=== Extrait du document ===

Nous avons déterminé plusieurs moments dans ce parcours diachronique, liés à des œuvres (ou des séries) que nous commenterons plus particulièrement. Cette quête d’une femme entre déesse et paillasson 6, nous la ferons commencer en 1907 avec Les Demoiselles d’Avignon ; elle croisera ensuite le chemin de la monstrueuse Olga du Grand nu au fauteuil rouge de 1929, continuera avec les grands nus de la période de guerre – L’Aubade et Nu couché –, avant de se terminer avec les œuvres érotiques des dernières années : la Pisseuse de 1965, la Femme à l’oreiller de 1969, ou bien cette Étreinte de 1972, peinte 65 ans après les Demoiselles. Outre la violence infligée à la forme, ces tableaux ont en commun leurs dimensions : 243,9 x 233,7 cm pour le Bordel d’Avignon de 1907, comme l’appelaient au début Picasso et ses amis 7 ; et pour les autres œuvres, une hauteur ou une largeur de 195 cm.

Les nus isolés – ou les groupes sans présence masculine – sont relativement rares dans les grands formats, ce qui renforce leur signification, à certains moments de tension ou de rupture dans la vie et l’œuvre. Pour ces raisons, le Grand nu au fauteuil rouge du 5 mai 1929 a pris une place toute particulière dans ce travail, car il se situe au terme d’un cycle de déconstructions de la figure féminine, commencé quatre ans plus tôt avec Le Baiser et La Danse. Cette violente dislocation de l’anatomie féminine – cette métamorphose, cette souillure… – transforme Vénus en Gorgone, et la hideuse beauté des nus de cette période nous a amené à nous interroger sur les modes de représentation de Vénus, entre la Renaissance et le xixe siècle. En effet, n’y a-t-il pas, dans la relation des peintres à la figure de Vénus, cette tentation de l’éventration, du viol pictural, que l’on retrouve chez Picasso entre la fin des années vingt et le début des années trente ?

===

▶ [Court exercice 1]:
Recopiez fidèlement le passage sur les nus de Picasso, de « Nous avons déterminé » à « largeur de 195 cm. ».
▶ [Court exercice 2]:
Indiquez si chacune des affirmations suivantes concorde avec le passage sur les nus de Picasso, en répondant par oui ou par non et en citant exactement les mots qui le prouvent : (a) le Bordel d’Avignon de 1907 mesure 243,9 x 233,7 cm ; (b) le Grand nu au fauteuil rouge date de 1931 ; (c) les nus isolés sont fréquents dans les grands formats.
Les enregistrements constituent un matériau distinct du passage sur les nus de Picasso.

=== Extraits du corpus ===

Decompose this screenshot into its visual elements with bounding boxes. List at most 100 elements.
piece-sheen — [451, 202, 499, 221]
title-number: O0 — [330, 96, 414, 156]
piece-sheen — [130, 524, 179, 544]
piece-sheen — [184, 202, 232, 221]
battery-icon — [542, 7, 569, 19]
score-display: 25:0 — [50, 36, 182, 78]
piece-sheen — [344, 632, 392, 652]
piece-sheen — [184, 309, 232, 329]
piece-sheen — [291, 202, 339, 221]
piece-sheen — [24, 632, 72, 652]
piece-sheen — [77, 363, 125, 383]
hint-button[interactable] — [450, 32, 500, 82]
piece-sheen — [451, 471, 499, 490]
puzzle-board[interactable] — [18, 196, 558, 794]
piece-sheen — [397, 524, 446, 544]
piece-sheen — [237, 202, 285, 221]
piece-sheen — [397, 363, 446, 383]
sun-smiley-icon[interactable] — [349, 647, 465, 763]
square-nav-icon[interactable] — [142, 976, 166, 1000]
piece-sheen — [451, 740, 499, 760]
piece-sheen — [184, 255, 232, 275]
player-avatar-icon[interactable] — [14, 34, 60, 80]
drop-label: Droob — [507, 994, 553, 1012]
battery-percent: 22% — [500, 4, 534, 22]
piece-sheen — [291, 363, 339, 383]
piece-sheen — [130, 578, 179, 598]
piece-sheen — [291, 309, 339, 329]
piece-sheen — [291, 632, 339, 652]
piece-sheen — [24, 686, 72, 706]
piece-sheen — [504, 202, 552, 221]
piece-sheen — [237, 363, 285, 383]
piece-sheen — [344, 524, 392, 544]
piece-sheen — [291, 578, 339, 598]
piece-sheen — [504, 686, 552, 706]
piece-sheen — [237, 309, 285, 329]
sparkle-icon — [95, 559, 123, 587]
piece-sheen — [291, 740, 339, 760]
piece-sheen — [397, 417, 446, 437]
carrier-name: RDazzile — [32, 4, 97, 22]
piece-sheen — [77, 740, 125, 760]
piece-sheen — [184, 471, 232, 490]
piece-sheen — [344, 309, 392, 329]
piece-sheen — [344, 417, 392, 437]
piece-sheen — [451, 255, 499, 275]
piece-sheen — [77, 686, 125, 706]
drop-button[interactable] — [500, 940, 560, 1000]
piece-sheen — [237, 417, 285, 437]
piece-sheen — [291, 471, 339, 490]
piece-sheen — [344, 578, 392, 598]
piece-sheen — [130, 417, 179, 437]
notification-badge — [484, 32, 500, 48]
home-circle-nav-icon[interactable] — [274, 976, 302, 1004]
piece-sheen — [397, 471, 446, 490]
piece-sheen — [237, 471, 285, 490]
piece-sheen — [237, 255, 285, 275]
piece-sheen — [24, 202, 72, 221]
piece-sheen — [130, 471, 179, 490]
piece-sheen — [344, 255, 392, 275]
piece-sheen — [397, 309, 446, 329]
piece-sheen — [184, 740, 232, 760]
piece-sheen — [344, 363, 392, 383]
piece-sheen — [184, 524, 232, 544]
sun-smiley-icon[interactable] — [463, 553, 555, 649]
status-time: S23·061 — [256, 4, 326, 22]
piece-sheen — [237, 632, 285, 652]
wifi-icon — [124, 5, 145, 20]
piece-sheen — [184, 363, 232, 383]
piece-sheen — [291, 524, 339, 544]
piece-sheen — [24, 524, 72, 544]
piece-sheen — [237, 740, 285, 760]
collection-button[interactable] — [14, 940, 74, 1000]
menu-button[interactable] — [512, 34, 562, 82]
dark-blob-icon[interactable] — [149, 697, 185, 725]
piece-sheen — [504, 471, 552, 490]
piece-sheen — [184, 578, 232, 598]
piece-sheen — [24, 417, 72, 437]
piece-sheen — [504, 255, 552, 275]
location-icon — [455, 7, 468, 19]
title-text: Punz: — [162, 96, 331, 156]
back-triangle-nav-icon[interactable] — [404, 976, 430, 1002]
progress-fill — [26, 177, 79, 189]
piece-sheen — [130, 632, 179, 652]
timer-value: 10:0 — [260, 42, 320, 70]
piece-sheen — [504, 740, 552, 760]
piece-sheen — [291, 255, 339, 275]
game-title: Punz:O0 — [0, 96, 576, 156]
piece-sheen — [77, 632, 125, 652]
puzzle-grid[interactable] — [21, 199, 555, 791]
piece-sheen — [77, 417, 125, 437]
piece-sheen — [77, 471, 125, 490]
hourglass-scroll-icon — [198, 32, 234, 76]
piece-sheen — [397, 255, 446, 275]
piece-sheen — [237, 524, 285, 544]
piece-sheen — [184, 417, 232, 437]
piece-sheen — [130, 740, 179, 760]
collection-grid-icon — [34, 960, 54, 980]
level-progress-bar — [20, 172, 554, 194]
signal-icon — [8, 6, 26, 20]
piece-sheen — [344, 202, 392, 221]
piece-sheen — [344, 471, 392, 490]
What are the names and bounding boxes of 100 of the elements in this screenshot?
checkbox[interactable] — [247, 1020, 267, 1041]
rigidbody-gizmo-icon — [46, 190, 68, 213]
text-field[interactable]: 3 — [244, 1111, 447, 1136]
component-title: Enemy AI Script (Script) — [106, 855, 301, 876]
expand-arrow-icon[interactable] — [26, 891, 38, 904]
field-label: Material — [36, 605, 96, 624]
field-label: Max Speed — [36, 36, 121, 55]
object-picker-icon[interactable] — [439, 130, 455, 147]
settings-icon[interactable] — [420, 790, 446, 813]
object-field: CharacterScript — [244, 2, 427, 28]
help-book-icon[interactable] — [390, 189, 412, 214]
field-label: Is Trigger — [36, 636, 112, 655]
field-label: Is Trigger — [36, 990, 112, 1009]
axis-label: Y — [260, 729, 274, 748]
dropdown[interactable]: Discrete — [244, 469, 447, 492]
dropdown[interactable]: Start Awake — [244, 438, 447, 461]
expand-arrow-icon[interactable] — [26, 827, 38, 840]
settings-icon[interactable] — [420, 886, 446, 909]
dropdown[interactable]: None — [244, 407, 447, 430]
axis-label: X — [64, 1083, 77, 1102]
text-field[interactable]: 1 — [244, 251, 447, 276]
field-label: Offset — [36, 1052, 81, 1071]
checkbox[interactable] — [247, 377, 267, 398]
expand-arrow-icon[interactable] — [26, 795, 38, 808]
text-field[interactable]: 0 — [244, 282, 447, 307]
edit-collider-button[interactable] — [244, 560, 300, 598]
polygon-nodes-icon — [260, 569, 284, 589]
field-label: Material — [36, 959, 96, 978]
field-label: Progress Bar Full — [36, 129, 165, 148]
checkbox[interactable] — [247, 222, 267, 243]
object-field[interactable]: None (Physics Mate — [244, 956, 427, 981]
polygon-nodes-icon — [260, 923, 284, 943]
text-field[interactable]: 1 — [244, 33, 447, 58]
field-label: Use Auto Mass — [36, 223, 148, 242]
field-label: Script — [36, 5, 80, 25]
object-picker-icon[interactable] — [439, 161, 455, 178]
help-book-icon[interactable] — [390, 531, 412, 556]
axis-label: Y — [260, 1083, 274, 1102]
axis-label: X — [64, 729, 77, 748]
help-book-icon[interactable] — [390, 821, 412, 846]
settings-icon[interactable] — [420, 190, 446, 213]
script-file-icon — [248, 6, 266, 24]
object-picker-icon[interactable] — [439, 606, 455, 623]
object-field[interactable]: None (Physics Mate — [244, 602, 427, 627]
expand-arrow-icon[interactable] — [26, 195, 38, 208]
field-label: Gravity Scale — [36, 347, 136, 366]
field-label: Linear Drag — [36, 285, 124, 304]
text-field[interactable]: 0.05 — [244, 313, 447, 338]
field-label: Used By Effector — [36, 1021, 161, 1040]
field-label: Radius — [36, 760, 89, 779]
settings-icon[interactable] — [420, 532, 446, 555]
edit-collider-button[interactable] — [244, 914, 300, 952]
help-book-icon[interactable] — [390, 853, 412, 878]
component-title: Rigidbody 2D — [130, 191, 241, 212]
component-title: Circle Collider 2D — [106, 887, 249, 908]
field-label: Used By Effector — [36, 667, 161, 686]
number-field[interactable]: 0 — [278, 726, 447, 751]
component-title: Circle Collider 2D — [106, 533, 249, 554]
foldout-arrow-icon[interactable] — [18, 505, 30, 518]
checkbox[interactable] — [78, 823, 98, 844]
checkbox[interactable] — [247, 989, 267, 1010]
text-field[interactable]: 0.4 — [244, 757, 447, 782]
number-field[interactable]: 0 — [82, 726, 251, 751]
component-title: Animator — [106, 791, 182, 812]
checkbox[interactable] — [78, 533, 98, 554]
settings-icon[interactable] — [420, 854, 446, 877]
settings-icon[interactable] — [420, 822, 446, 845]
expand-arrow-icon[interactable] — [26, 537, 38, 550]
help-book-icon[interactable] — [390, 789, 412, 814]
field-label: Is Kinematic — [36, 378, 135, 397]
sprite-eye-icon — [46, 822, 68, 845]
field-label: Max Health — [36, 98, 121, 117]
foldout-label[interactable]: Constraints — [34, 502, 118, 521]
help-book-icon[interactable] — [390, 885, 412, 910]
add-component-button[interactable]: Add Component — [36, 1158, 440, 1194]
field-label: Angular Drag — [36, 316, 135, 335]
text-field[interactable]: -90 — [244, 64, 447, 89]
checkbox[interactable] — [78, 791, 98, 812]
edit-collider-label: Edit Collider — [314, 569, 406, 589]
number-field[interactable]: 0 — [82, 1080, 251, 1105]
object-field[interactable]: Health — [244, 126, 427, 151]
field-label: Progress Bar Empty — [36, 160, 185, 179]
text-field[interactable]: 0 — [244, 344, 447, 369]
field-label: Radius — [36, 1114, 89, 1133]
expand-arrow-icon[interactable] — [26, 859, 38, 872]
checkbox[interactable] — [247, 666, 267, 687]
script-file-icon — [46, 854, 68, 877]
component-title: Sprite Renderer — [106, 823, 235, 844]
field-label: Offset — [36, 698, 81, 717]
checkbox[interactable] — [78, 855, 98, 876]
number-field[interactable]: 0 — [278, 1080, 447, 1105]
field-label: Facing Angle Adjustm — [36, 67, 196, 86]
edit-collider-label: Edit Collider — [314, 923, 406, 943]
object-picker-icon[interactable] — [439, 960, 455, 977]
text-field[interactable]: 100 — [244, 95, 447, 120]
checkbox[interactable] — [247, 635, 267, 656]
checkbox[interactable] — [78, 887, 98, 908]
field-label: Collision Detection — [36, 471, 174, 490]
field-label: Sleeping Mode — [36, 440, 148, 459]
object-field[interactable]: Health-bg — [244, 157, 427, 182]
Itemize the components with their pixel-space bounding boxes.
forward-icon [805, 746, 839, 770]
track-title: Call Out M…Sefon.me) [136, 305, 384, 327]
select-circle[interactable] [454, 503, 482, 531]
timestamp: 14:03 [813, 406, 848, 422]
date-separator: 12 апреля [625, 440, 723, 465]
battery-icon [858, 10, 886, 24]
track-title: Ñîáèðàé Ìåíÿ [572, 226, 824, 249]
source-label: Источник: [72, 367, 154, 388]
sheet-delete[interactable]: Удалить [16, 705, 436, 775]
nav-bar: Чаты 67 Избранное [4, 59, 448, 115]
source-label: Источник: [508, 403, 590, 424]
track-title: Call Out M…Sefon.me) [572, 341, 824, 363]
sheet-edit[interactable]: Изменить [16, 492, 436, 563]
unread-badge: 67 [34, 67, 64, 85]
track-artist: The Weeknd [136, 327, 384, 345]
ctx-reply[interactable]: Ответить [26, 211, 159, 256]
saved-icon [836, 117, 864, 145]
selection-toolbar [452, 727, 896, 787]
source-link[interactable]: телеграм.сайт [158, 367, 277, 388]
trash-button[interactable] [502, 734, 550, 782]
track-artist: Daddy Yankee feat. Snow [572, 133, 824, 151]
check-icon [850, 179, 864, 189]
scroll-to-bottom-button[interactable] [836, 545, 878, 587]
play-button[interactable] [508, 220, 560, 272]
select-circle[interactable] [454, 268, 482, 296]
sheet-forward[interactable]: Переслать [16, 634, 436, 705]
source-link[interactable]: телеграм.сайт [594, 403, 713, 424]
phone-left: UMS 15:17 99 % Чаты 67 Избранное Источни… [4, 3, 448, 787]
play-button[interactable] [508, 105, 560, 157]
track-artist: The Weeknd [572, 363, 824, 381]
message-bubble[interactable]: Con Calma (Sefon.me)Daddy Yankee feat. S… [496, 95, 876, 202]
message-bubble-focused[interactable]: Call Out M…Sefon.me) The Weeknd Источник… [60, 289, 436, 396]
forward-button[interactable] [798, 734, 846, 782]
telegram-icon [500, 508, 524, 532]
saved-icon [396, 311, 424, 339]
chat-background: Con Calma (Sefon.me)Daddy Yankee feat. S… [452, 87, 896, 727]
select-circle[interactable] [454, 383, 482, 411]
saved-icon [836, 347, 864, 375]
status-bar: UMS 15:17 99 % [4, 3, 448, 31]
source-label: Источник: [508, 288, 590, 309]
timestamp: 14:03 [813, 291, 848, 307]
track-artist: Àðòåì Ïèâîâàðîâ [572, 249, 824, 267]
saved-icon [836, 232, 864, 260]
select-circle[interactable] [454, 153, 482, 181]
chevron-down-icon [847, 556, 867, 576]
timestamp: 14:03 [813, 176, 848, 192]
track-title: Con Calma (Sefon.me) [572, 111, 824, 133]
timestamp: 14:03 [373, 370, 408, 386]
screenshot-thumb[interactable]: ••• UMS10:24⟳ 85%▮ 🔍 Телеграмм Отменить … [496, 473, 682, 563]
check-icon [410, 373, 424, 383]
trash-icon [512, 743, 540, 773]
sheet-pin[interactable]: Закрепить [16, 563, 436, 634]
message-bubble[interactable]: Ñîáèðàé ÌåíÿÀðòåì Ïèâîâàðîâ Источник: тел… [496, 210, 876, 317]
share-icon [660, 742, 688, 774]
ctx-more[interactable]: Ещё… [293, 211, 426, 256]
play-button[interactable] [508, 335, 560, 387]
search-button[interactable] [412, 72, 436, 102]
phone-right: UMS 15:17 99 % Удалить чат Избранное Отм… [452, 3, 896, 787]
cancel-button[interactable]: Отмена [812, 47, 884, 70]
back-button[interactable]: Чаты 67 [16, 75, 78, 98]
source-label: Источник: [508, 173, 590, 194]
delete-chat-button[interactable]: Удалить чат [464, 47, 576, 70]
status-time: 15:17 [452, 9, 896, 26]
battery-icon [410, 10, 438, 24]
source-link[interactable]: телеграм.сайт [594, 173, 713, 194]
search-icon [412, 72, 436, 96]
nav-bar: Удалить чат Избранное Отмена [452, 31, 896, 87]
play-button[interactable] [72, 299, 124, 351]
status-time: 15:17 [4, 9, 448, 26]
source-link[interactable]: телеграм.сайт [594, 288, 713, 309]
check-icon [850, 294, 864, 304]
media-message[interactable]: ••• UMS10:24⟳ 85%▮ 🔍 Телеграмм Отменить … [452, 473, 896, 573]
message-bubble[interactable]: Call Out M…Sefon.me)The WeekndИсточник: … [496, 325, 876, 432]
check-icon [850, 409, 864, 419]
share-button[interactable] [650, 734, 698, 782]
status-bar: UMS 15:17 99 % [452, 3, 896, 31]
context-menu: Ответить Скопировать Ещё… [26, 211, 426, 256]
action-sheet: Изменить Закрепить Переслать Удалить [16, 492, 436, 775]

===

▶ [Réponse complète 1]:
Nous avons déterminé plusieurs moments dans ce parcours diachronique, liés à des œuvres (ou des séries) que nous commenterons plus particulièrement. Cette quête d’une femme entre déesse et paillasson 6, nous la ferons commencer en 1907 avec Les Demoiselles d’Avignon ; elle croisera ensuite le chemin de la monstrueuse Olga du Grand nu au fauteuil rouge de 1929, continuera avec les grands nus de la période de guerre – L’Aubade et Nu couché –, avant de se terminer avec les œuvres érotiques des dernières années : la Pisseuse de 1965, la Femme à l’oreiller de 1969, ou bien cette Étreinte de 1972, peinte 65 ans après les Demoiselles. Outre la violence infligée à la forme, ces tableaux ont en commun leurs dimensions : 243,9 x 233,7 cm pour le Bordel d’Avignon de 1907, comme l’appelaient au début Picasso et ses amis 7 ; et pour les autres œuvres, une hauteur ou une largeur de 195 cm.

▶ [Réponse complète 2]:
(a) Oui : « 243,9 x 233,7 cm pour le Bordel d’Avignon de 1907 ».
(b) Non : « le Grand nu au fauteuil rouge du 5 mai 1929 ».
(c) Non : « Les nus isolés – ou les groupes sans présence masculine – sont relativement rares dans les grands formats ».